MPs are answerable only to their constituents

Published: March 20, 2008 at 1:09pm

Without going into the merits of Jeffrey Pullicino Orlando’s case, I believe that those who are calling for his resignation do not fully understand what they are doing, and that resignation in these circumstances would create a dangerous precedent in our democracy.

Their misconceptions and misunderstandings are all the fruit of their belief, so far as I can gather, that members of parliament are representatives of political parties, rather than representatives of the people. In parliament, MPs do not represent their political parties, even if they are elected on a party ticket. They represent their constituents. This means the people in their electoral constituency and, more precisely, the people who actually voted for them. MPs owe their primary loyalty to their constituents and not to their party or party leader. Indeed, if something that their party does or proposes goes against the interests of their constituents, they are obliged to oppose it, whichever side of the house they happen to be sitting. Because our system of representative democracy has been diluted by party dominance, this fact is often overlooked or deemed unimportant.

Whatever the merits of the case, whether he is in the wrong or in the right, nobody can ask Jeffrey Pullicino Orlando to resign except his constituents. The only mechanism for this is a general election. In 2013, Pullicino Orlando’s constituents will let him know whether they wish to have him carry on representing their interests in parliament or not. Until then, he is not only entitled to stay on in parliament, but he is actually obliged to do so, because he owes it to the people in not one but two constituencies who put him there. Those who imagine that it is a dereliction of duty not to resign have got things the wrong way round. It is the resignation of a parliamentary seat that is a dereliction of duty. Once people put you in parliament to represent their interests, you cannot up and say, before your term is up: “Oh stuff this. I’m going home.”

The prime minister, the opposition party, Alternattiva Demokratika and what purports to be public opinion have absolutely no part to play in this and no say in the matter. It is between Pullicino Orlando and his constituents. He is a member of parliament, the representative of a group of people who voted for him to represent them. He is not a party apparatchik or factotum. Despite being elected on the party ticket, his seat is not in the gift of the party.

The assertion that the prime minister should demand the resignation of an MP is ridiculous, as well as dangerous. The Constitution of Malta specifies that the resignation of an MP must be made in writing ‘under his own hand’ to the Speaker of the House – not to the party leader or the prime minister. This is because it is the Speaker, and not the party leaders, who are ‘in charge of’ – to put it like that – members of parliament. It is the Speaker who is responsible for investigating a situation which might render an MP’s seat untenable, and not the MP’s party leader.

> [EXTRACTED RECORDS]
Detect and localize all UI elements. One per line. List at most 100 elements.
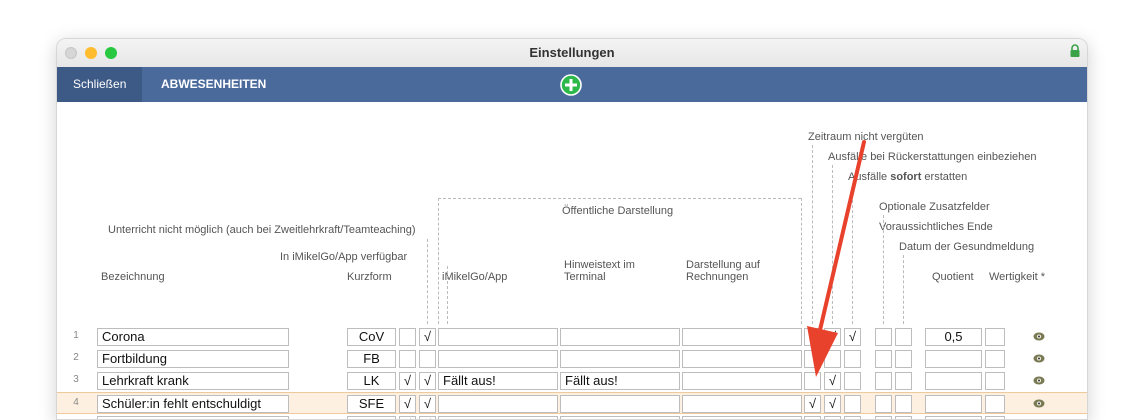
invoice-text-field[interactable]	[682, 416, 802, 419]
unterricht-checkbox[interactable]: √	[399, 395, 416, 413]
recovery-date-checkbox[interactable]	[895, 350, 912, 368]
recovery-date-checkbox[interactable]	[895, 395, 912, 413]
no-pay-checkbox[interactable]: √	[804, 395, 821, 413]
quotient-field[interactable]: 0,5	[925, 328, 982, 346]
refund-checkbox[interactable]: √	[824, 372, 841, 390]
wertigkeit-field[interactable]	[985, 328, 1005, 346]
invoice-text-field[interactable]	[682, 350, 802, 368]
terminal-text-field[interactable]	[560, 416, 680, 419]
table-row[interactable]: 1 Corona CoV √ √ √ 0,5	[57, 326, 1087, 348]
eye-icon[interactable]	[1033, 332, 1045, 341]
unterricht-checkbox[interactable]	[399, 328, 416, 346]
absences-button[interactable]: ABWESENHEITEN	[145, 67, 282, 102]
app-available-checkbox[interactable]	[419, 350, 436, 368]
header-darstellung-rechnungen: Darstellung auf Rechnungen	[686, 259, 760, 283]
terminal-text-field[interactable]: Fällt aus!	[560, 372, 680, 390]
short-field[interactable]: LK	[347, 372, 396, 390]
end-date-checkbox[interactable]	[875, 328, 892, 346]
app-text-field[interactable]: Nicht erschienen!	[438, 416, 558, 419]
unterricht-checkbox[interactable]: √	[399, 372, 416, 390]
header-hinweistext-terminal: Hinweistext im Terminal	[564, 259, 635, 283]
guide-line	[447, 266, 448, 324]
invoice-text-field[interactable]	[682, 395, 802, 413]
header-voraussichtliches-ende: Voraussichtliches Ende	[879, 221, 993, 233]
wertigkeit-field[interactable]	[985, 372, 1005, 390]
table-row[interactable]: 5Schüler:in fehlt unentschuldigtSFU√√Nic…	[57, 414, 1087, 419]
invoice-text-field[interactable]	[682, 328, 802, 346]
end-date-checkbox[interactable]	[875, 395, 892, 413]
recovery-date-checkbox[interactable]	[895, 372, 912, 390]
name-field[interactable]: Corona	[97, 328, 289, 346]
table-row[interactable]: 2 Fortbildung FB	[57, 348, 1087, 370]
no-pay-checkbox[interactable]	[804, 328, 821, 346]
refund-checkbox[interactable]	[824, 416, 841, 419]
terminal-text-field[interactable]	[560, 328, 680, 346]
name-field[interactable]: Lehrkraft krank	[97, 372, 289, 390]
refund-now-checkbox[interactable]: √	[844, 328, 861, 346]
quotient-field[interactable]	[925, 416, 982, 419]
eye-icon[interactable]	[1033, 376, 1045, 385]
short-field[interactable]: CoV	[347, 328, 396, 346]
short-field[interactable]: SFE	[347, 395, 396, 413]
header-zeitraum-nicht-verguten: Zeitraum nicht vergüten	[808, 131, 924, 143]
header-datum-gesundmeldung: Datum der Gesundmeldung	[899, 241, 1035, 253]
end-date-checkbox[interactable]	[875, 350, 892, 368]
name-field[interactable]: Schüler:in fehlt entschuldigt	[97, 395, 289, 413]
app-text-field[interactable]	[438, 395, 558, 413]
guide-line	[438, 198, 439, 324]
refund-now-checkbox[interactable]	[844, 372, 861, 390]
recovery-date-checkbox[interactable]	[895, 416, 912, 419]
header-unterricht-nicht-moeglich: Unterricht nicht möglich (auch bei Zweit…	[108, 224, 416, 236]
app-available-checkbox[interactable]: √	[419, 395, 436, 413]
header-ausfaelle-rueckerstattungen: Ausfälle bei Rückerstattungen einbeziehe…	[828, 151, 1037, 163]
refund-now-checkbox[interactable]	[844, 416, 861, 419]
guide-line	[832, 165, 833, 324]
wertigkeit-field[interactable]	[985, 416, 1005, 419]
unterricht-checkbox[interactable]	[399, 350, 416, 368]
guide-line	[903, 255, 904, 324]
name-field[interactable]: Fortbildung	[97, 350, 289, 368]
refund-checkbox[interactable]: √	[824, 395, 841, 413]
no-pay-checkbox[interactable]	[804, 372, 821, 390]
app-available-checkbox[interactable]: √	[419, 416, 436, 419]
eye-icon[interactable]	[1033, 354, 1045, 363]
row-number: 1	[73, 330, 79, 341]
row-number: 2	[73, 352, 79, 363]
terminal-text-field[interactable]	[560, 395, 680, 413]
guide-line	[438, 198, 801, 199]
refund-now-checkbox[interactable]	[844, 395, 861, 413]
short-field[interactable]: SFU	[347, 416, 396, 419]
title-bar: Einstellungen	[57, 39, 1087, 68]
no-pay-checkbox[interactable]	[804, 416, 821, 419]
close-button[interactable]: Schließen	[57, 67, 143, 102]
recovery-date-checkbox[interactable]	[895, 328, 912, 346]
quotient-field[interactable]	[925, 395, 982, 413]
eye-icon[interactable]	[1033, 399, 1045, 408]
app-text-field[interactable]	[438, 328, 558, 346]
app-available-checkbox[interactable]: √	[419, 372, 436, 390]
invoice-text-field[interactable]	[682, 372, 802, 390]
wertigkeit-field[interactable]	[985, 395, 1005, 413]
table-row[interactable]: 3 Lehrkraft krank LK √ √ Fällt aus! Fällt aus!…	[57, 370, 1087, 392]
terminal-text-field[interactable]	[560, 350, 680, 368]
quotient-field[interactable]	[925, 372, 982, 390]
end-date-checkbox[interactable]	[875, 372, 892, 390]
table-row[interactable]: 4 Schüler:in fehlt entschuldigt SFE √ √ √ √	[57, 392, 1087, 414]
end-date-checkbox[interactable]	[875, 416, 892, 419]
short-field[interactable]: FB	[347, 350, 396, 368]
wertigkeit-field[interactable]	[985, 350, 1005, 368]
refund-checkbox[interactable]	[824, 350, 841, 368]
lock-icon	[1070, 44, 1080, 57]
refund-checkbox[interactable]: √	[824, 328, 841, 346]
no-pay-checkbox[interactable]	[804, 350, 821, 368]
header-imikelgo-app: iMikelGo/App	[442, 271, 508, 283]
add-icon[interactable]	[560, 74, 582, 96]
name-field[interactable]: Schüler:in fehlt unentschuldigt	[97, 416, 289, 419]
unterricht-checkbox[interactable]: √	[399, 416, 416, 419]
quotient-field[interactable]	[925, 350, 982, 368]
settings-table: Zeitraum nicht vergüten Ausfälle bei Rüc…	[57, 102, 1087, 419]
app-text-field[interactable]: Fällt aus!	[438, 372, 558, 390]
refund-now-checkbox[interactable]	[844, 350, 861, 368]
app-text-field[interactable]	[438, 350, 558, 368]
app-available-checkbox[interactable]: √	[419, 328, 436, 346]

> [WRITTEN EXERCISE 1] List every party that the article on MPs and their constituents says has no part to play and no say in the matter.
> [WRITTEN EXERCISE 2] Repeat the article on MPs and their constituents word for word, starting at "The prime minister, the" and ending at "of the party.".
> [WRITTEN EXERCISE 3] Pick up the article on MPs and their constituents after its last sentence and continue writing it.
The rows have no connection to the article on MPs and their constituents.

> [WRITTEN RESPONSE 1] The prime minister, the opposition party, Alternattiva Demokratika, and what purports to be public opinion.

> [WRITTEN RESPONSE 2]
The prime minister, the opposition party, Alternattiva Demokratika and what purports to be public opinion have absolutely no part to play in this and no say in the matter. It is between Pullicino Orlando and his constituents. He is a member of parliament, the representative of a group of people who voted for him to represent them. He is not a party apparatchik or factotum. Despite being elected on the party ticket, his seat is not in the gift of the party.

> [WRITTEN RESPONSE 3]
This is not a piece written in defence of Jeffrey Pullicino Orlando, but a piece written in defence of democracy and against the growth of dangerous ideas that threaten it. One of these dangerous ideas is that seats can be given to and taken away from MPs by political parties and ‘public opinion’ in any other way than through a general election every five years, or by bringing to bear the provisions and sub-articles spelled out in articles 54 and 55 of the Constitution of Malta.

The prime minister, as leader of the Nationalist Party, can demand the resignation of Pullicino Orlando only from the party and not from parliament. Resignation from the party does not equate with resignation from parliament. If an MP resigns from his party, he will still keep his seat – just as Wenzu Mintoff did in 1989, when he resigned from the Labour Party, kept his seat, and joined AD instead, with the result that AD had a parliamentary seat for three years until the 1992 general election.

MPs can be kept in line by the party whip or by their understanding that if they wish to be re-elected on the party ticket, they should toe the line and keep the party happy. But it is only their own wishes and desire for survival that keep them doing this. There is nothing to stop an MP – except the voluntary factors just mentioned – from voting against his party line. Mintoff famously did this in 1998, leading to the collapse of Sant’s government.

An MP’s seat is his or her own, and not the party’s. He or she can pick up that seat (not literally, of course) and take it across the floor. If it is up to our MPs to keep their party happy to ensure re-election and survival within the party, then it is also up to the parties to keep their MPs happy to ensure that they do not cross the floor, vote against the party, or find themselves forced into a corner where they use leverage or weight-pulling. Sant learned this to his cost in 1998.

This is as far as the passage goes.